— Problem requirements —
Copy every line of the following data that includes the string "another".

— Data records —
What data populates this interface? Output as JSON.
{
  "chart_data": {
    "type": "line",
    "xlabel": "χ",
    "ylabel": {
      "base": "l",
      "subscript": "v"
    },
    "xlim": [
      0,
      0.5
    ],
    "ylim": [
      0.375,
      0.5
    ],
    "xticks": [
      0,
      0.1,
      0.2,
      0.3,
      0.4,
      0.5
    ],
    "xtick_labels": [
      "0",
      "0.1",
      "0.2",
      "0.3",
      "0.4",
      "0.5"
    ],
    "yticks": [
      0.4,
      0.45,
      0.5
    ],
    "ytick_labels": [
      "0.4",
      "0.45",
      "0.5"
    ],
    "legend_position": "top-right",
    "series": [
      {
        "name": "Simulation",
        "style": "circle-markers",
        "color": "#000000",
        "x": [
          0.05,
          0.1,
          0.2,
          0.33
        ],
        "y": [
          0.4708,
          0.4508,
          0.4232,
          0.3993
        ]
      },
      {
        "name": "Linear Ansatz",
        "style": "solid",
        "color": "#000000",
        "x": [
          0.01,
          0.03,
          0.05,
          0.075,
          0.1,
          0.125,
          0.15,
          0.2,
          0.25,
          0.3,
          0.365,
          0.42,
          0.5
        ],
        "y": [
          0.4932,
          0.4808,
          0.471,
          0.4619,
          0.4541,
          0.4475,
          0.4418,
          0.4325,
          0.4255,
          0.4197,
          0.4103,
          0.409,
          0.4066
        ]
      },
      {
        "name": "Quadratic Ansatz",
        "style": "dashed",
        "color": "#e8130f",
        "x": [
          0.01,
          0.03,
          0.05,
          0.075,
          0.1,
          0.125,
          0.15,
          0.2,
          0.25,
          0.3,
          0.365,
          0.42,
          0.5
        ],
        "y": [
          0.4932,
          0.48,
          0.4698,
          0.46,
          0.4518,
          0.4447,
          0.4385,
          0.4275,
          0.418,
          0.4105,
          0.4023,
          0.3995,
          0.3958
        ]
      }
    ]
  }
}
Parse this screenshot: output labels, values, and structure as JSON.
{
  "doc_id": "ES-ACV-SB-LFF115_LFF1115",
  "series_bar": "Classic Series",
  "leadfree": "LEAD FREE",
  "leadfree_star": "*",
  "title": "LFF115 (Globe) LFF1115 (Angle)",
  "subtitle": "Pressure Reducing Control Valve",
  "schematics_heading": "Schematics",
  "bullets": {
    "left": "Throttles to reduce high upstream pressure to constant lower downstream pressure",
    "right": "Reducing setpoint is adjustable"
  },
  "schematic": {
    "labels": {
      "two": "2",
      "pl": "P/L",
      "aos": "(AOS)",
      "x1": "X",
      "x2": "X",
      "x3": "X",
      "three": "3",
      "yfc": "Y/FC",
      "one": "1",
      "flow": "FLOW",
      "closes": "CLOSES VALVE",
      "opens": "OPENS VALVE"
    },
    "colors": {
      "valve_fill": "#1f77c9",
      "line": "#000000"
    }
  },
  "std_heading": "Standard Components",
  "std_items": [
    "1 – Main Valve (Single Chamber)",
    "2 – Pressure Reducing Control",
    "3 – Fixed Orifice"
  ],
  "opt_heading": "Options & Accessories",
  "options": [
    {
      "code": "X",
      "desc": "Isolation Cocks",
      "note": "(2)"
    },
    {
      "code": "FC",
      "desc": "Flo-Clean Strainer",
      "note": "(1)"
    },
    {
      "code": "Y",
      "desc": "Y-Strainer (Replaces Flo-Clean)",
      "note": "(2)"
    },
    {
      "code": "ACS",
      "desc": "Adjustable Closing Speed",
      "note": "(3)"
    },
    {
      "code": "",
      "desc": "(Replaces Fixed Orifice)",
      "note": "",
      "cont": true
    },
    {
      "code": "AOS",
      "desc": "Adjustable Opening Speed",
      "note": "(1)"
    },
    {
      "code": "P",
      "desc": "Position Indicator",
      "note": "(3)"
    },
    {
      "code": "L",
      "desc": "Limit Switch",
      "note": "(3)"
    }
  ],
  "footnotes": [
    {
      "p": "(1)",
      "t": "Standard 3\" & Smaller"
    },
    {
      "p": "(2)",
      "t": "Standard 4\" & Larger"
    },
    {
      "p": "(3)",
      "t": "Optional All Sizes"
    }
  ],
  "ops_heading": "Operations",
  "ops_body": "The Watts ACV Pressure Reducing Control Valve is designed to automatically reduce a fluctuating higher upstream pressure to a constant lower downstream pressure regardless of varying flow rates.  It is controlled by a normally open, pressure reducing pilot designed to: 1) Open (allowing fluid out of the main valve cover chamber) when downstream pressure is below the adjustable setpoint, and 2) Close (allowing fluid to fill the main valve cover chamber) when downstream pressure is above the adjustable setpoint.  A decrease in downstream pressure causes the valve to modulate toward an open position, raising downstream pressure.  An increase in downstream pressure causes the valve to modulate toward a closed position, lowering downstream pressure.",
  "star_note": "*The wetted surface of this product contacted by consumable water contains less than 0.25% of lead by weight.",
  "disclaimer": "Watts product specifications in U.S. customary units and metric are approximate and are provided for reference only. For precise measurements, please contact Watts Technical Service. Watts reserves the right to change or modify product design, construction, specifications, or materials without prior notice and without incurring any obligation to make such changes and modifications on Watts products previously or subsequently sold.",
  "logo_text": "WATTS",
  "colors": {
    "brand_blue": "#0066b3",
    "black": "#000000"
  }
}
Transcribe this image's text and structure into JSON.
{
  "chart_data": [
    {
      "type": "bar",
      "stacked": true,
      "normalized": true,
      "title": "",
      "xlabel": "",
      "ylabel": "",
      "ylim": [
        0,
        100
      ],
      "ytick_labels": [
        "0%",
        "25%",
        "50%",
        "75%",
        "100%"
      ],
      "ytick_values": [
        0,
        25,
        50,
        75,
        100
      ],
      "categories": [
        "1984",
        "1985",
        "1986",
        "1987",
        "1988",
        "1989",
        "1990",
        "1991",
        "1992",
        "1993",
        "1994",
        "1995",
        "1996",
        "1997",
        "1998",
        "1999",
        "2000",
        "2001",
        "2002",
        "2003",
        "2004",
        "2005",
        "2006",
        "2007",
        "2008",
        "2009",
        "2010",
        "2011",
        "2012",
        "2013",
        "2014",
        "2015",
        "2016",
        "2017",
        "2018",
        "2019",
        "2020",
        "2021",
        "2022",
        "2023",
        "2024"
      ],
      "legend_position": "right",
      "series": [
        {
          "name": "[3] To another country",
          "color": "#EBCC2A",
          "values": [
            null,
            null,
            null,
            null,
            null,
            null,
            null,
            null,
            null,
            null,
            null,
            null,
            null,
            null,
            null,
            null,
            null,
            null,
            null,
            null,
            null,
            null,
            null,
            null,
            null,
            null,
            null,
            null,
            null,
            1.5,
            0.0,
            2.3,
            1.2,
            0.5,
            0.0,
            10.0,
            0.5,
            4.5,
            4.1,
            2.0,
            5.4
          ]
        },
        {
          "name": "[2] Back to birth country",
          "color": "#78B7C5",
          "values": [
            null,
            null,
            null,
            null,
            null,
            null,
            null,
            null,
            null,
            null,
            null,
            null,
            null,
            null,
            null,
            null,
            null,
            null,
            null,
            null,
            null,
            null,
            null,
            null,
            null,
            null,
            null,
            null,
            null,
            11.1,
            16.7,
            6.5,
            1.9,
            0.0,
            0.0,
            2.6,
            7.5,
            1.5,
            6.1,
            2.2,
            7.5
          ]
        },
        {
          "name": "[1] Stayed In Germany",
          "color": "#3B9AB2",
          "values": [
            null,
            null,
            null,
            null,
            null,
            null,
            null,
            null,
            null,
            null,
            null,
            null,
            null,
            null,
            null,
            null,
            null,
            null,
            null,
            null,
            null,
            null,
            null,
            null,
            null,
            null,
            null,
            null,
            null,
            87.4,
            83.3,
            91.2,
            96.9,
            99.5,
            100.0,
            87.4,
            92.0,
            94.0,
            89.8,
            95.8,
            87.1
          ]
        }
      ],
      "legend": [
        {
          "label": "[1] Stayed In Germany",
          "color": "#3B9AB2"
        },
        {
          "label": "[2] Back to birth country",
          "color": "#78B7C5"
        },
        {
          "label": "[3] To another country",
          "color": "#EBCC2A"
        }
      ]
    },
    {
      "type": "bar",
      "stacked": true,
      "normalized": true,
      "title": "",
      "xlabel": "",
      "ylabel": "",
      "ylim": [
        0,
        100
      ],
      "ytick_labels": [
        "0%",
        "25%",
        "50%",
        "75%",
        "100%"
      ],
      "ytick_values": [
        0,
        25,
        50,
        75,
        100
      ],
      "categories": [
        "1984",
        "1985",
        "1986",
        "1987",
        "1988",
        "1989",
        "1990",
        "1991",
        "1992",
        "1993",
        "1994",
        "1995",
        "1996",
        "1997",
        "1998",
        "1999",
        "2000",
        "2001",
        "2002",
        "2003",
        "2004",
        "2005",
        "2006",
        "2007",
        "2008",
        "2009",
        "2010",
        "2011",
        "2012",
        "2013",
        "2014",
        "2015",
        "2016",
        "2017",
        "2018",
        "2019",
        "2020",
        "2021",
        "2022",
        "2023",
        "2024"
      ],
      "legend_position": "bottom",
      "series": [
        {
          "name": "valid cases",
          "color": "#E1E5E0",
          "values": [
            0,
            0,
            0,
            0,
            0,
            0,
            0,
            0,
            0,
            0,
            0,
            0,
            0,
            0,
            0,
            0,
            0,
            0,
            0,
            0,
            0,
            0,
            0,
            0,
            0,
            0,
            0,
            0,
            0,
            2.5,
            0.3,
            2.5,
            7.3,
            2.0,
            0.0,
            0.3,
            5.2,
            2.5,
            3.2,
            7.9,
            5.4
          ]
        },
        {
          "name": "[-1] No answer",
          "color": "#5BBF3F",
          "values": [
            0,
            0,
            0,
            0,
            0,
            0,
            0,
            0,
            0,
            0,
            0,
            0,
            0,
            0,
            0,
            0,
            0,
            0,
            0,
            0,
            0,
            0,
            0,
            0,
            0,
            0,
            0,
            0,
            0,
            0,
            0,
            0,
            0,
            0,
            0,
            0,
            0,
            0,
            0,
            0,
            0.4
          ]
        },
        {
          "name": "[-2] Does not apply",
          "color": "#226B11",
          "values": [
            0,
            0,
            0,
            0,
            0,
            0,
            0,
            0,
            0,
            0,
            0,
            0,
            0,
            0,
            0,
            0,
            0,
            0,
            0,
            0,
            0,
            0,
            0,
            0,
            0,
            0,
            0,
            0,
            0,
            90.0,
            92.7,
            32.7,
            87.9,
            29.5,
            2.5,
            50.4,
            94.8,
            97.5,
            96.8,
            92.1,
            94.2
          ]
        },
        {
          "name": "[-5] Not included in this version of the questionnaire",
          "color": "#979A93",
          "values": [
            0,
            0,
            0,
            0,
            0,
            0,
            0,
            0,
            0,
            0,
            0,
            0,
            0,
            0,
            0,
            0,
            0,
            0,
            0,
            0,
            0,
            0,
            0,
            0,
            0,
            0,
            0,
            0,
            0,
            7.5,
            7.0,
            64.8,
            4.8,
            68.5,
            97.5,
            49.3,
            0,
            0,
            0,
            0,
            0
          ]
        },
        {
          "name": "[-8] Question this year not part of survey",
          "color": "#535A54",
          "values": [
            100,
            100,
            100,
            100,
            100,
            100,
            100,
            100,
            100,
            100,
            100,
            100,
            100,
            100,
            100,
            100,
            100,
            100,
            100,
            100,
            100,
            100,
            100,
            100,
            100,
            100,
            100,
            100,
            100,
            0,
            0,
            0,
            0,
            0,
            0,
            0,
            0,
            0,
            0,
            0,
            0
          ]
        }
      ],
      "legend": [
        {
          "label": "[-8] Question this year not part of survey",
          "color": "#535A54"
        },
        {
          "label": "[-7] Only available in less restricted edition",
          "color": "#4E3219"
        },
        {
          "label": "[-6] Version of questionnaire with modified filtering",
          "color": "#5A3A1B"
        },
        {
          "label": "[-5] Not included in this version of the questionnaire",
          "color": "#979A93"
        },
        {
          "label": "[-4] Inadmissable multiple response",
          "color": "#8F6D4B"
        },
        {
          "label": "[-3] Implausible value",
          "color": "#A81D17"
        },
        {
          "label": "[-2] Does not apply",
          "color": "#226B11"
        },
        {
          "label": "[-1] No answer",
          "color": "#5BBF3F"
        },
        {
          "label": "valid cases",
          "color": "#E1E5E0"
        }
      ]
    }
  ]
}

— Exercise output —
          "name": "[3] To another country",
          "label": "[3] To another country",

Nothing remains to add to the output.